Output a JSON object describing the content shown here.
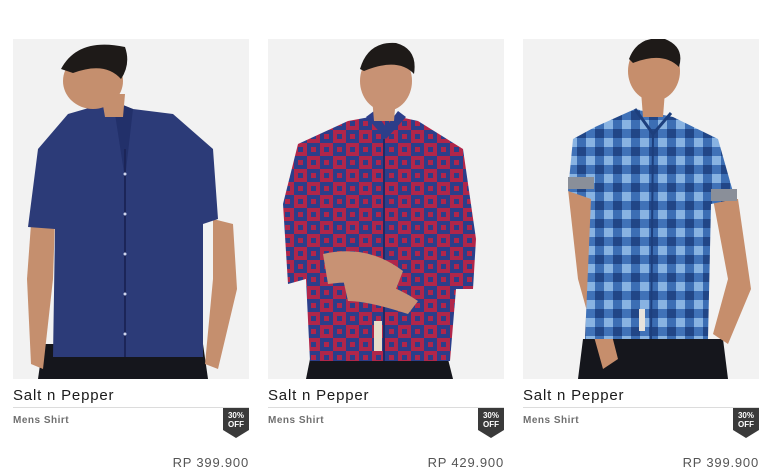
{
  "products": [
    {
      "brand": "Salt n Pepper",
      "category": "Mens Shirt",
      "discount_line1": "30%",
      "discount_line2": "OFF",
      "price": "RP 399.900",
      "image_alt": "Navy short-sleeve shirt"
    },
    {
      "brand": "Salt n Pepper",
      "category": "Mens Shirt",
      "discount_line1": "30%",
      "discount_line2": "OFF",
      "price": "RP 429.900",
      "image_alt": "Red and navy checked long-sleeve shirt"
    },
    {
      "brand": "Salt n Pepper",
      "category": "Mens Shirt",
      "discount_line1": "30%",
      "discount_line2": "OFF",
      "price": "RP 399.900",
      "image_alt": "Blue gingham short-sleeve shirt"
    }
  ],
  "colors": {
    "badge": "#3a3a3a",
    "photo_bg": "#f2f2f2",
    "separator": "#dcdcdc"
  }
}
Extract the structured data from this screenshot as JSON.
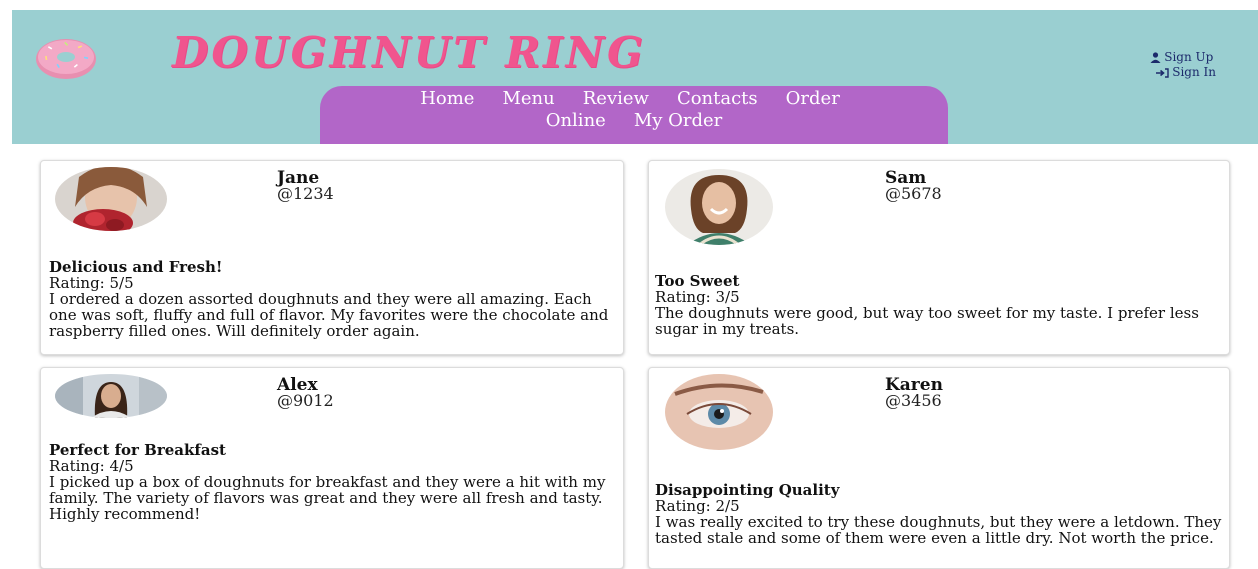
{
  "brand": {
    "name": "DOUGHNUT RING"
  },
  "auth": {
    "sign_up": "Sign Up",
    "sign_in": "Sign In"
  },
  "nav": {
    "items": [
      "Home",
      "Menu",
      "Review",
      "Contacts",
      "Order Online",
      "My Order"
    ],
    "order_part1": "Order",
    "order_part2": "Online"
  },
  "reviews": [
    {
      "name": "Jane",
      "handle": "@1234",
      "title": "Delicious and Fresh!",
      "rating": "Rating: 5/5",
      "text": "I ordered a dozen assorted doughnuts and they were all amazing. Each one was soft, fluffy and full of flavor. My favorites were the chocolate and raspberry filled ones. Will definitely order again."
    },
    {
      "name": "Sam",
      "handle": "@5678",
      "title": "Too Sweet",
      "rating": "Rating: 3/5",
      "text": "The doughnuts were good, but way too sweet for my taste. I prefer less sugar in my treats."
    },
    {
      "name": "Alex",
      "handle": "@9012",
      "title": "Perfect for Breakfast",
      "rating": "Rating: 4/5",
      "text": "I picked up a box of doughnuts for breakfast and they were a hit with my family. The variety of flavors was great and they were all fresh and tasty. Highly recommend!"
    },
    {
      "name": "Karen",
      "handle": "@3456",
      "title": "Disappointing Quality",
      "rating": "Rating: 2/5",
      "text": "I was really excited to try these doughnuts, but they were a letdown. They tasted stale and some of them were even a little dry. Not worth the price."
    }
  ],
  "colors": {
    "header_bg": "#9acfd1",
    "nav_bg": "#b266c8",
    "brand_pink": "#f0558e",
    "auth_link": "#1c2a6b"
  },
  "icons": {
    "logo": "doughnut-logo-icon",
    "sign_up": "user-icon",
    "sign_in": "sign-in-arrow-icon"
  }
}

...

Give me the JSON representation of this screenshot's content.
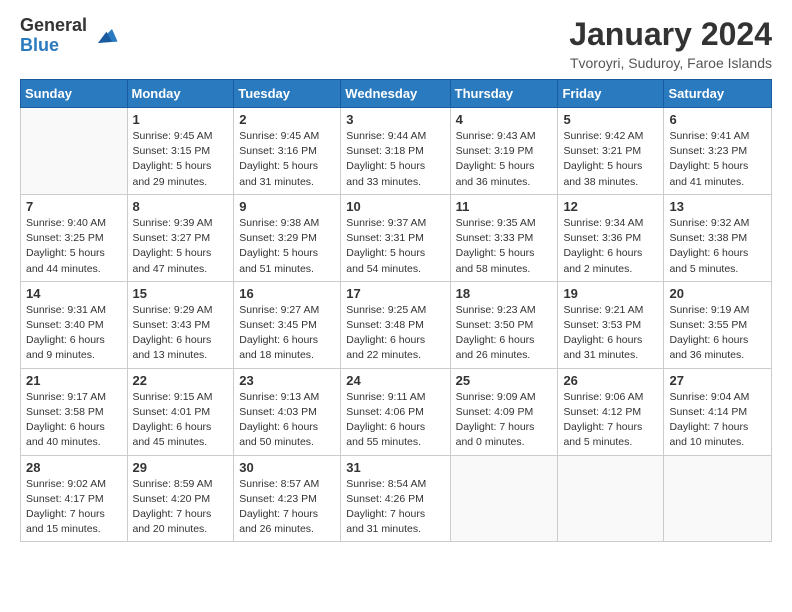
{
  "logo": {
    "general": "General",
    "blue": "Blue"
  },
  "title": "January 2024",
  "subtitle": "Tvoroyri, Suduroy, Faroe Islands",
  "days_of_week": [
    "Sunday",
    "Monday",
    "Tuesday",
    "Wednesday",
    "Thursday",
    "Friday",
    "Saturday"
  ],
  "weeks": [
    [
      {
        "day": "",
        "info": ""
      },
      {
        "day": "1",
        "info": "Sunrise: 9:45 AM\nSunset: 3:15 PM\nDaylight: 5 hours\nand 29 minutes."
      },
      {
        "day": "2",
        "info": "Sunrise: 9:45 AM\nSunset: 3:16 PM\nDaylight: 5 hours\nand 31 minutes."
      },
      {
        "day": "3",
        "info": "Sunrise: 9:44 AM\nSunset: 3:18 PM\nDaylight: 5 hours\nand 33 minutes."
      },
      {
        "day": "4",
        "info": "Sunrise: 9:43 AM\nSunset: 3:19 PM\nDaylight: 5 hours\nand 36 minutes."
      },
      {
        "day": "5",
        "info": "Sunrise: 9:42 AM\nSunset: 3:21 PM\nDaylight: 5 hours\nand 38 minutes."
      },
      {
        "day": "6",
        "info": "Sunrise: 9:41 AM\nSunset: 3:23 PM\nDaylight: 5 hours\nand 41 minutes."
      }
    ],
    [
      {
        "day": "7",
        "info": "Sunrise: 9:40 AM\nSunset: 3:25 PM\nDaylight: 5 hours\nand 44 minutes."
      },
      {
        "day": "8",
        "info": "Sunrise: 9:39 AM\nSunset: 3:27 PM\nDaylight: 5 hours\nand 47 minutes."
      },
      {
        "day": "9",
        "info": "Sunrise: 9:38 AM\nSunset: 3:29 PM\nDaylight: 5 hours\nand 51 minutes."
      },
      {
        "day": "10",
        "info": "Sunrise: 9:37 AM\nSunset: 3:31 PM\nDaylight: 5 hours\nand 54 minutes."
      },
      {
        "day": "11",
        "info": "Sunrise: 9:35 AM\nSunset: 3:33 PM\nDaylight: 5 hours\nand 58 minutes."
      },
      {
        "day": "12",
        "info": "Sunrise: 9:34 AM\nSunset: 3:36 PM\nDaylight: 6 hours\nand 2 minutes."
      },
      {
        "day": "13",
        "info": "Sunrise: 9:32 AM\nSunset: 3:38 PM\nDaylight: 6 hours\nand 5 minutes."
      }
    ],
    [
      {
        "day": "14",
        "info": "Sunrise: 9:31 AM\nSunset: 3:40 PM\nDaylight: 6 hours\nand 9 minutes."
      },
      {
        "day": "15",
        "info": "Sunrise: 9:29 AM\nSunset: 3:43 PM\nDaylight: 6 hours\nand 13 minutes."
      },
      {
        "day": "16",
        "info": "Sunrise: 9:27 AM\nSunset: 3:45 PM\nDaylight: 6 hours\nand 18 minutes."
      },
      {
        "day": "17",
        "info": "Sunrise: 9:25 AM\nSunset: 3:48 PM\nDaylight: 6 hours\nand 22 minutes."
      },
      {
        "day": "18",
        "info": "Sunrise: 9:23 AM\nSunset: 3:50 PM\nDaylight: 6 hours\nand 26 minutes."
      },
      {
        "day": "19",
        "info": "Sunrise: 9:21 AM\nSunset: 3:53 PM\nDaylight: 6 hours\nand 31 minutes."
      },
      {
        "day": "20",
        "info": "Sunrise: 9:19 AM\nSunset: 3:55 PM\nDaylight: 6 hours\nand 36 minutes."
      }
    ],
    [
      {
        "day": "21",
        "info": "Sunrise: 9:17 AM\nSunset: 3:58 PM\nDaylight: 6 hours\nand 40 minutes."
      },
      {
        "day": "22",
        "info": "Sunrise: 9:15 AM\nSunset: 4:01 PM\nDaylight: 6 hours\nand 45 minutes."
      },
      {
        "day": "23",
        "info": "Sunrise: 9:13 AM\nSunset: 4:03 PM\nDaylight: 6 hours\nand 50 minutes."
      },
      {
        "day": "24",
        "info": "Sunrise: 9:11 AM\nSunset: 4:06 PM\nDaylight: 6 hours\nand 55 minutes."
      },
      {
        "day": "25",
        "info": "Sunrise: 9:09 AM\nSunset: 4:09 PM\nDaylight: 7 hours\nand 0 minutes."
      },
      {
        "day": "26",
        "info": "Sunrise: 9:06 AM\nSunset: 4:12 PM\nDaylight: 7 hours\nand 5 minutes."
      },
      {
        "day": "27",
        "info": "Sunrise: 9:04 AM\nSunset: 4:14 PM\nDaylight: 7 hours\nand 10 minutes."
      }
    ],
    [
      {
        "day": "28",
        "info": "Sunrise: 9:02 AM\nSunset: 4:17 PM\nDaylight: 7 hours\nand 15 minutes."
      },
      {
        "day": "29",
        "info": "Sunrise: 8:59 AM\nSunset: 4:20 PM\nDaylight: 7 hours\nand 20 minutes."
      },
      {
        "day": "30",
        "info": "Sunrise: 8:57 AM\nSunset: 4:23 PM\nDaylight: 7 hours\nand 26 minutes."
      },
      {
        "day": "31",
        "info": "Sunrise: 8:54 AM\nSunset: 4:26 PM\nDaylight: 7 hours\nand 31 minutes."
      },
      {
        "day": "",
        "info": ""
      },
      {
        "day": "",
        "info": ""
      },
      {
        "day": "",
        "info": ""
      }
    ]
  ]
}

■ Exercise ■
Search the lines above for the string "short" and copy each line that has it.

■ Response to the exercise ■
      "image_alt": "Navy short-sleeve shirt"
      "image_alt": "Blue gingham short-sleeve shirt"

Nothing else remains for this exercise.